[Begin]
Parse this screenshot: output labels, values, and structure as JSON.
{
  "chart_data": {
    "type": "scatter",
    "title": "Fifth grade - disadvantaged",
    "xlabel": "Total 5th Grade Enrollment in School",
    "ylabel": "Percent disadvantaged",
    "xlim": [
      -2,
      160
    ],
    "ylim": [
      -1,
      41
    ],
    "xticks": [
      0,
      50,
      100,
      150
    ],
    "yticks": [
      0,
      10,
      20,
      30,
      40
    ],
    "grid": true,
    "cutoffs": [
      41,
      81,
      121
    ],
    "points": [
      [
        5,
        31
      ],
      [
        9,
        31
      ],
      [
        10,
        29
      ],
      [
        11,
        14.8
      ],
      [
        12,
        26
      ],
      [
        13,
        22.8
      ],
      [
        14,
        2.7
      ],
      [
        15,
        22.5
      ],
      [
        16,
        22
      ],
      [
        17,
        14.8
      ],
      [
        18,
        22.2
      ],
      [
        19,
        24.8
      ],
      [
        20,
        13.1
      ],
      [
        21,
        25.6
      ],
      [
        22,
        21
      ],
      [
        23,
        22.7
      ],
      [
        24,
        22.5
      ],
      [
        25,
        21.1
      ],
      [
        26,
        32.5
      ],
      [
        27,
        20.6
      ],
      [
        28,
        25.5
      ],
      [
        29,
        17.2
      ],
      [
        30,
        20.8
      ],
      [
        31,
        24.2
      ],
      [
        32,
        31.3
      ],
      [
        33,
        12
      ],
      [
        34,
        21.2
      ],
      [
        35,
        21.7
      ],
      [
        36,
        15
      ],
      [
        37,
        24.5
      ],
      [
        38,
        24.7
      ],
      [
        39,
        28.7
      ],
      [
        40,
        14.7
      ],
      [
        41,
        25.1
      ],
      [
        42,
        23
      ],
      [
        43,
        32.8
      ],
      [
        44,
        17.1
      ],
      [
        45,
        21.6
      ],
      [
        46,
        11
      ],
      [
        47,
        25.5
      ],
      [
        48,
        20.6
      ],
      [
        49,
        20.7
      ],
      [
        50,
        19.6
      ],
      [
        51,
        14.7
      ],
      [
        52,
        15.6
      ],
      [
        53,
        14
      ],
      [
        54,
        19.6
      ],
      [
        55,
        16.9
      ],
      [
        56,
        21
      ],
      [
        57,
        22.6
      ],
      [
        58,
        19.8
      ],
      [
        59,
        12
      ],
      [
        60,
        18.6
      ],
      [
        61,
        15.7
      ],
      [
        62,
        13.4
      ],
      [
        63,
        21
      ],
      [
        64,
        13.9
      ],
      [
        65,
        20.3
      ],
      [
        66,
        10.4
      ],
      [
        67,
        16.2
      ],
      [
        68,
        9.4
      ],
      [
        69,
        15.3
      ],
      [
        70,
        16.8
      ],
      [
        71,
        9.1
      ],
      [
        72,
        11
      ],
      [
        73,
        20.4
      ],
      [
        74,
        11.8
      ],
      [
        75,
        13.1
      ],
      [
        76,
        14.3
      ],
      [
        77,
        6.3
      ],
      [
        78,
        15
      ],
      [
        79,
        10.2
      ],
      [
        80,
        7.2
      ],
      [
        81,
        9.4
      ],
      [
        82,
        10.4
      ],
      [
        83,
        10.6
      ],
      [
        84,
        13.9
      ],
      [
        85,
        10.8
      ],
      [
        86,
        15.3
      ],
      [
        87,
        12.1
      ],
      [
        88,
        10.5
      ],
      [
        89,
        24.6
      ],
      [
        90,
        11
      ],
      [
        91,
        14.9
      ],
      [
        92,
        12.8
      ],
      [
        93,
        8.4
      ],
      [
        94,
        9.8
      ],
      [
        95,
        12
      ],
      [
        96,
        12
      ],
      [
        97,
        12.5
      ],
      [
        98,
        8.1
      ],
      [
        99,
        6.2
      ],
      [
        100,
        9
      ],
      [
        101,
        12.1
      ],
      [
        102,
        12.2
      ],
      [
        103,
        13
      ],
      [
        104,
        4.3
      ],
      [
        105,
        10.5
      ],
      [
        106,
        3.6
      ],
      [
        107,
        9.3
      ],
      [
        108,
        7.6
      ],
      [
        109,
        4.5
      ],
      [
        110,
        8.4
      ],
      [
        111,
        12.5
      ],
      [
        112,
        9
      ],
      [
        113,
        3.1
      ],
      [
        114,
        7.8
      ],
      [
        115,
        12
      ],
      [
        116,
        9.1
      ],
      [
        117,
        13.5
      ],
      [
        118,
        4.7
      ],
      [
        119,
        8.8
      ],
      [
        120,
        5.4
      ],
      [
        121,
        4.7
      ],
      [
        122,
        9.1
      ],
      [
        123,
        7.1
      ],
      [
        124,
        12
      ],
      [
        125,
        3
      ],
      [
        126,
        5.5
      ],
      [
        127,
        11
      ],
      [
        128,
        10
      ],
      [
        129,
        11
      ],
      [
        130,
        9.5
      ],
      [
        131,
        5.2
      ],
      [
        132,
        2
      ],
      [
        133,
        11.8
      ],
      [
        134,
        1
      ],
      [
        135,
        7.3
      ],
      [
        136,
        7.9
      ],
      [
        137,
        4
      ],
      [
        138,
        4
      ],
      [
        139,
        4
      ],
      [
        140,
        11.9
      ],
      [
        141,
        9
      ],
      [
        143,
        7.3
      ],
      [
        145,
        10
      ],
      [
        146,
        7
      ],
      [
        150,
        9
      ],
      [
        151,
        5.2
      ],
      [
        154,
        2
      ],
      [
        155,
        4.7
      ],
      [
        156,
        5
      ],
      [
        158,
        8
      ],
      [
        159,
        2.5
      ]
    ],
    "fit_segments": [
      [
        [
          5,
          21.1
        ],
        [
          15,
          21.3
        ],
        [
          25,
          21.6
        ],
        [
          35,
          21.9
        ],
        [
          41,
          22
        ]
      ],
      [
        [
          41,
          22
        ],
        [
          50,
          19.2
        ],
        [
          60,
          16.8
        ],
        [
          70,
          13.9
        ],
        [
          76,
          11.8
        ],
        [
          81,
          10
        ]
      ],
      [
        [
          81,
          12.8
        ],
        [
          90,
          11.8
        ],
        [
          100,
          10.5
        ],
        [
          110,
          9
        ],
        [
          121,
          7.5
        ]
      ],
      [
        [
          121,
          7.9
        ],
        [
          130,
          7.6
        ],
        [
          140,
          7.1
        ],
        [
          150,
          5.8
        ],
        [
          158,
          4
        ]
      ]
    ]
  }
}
[End]
▶ [WHAT THE TASK REQUIRES] Copy every line that includes the string "disadvantaged" from the material above.

▶ [IN RESPONSE]
    "title": "Fifth grade - disadvantaged",
    "ylabel": "Percent disadvantaged",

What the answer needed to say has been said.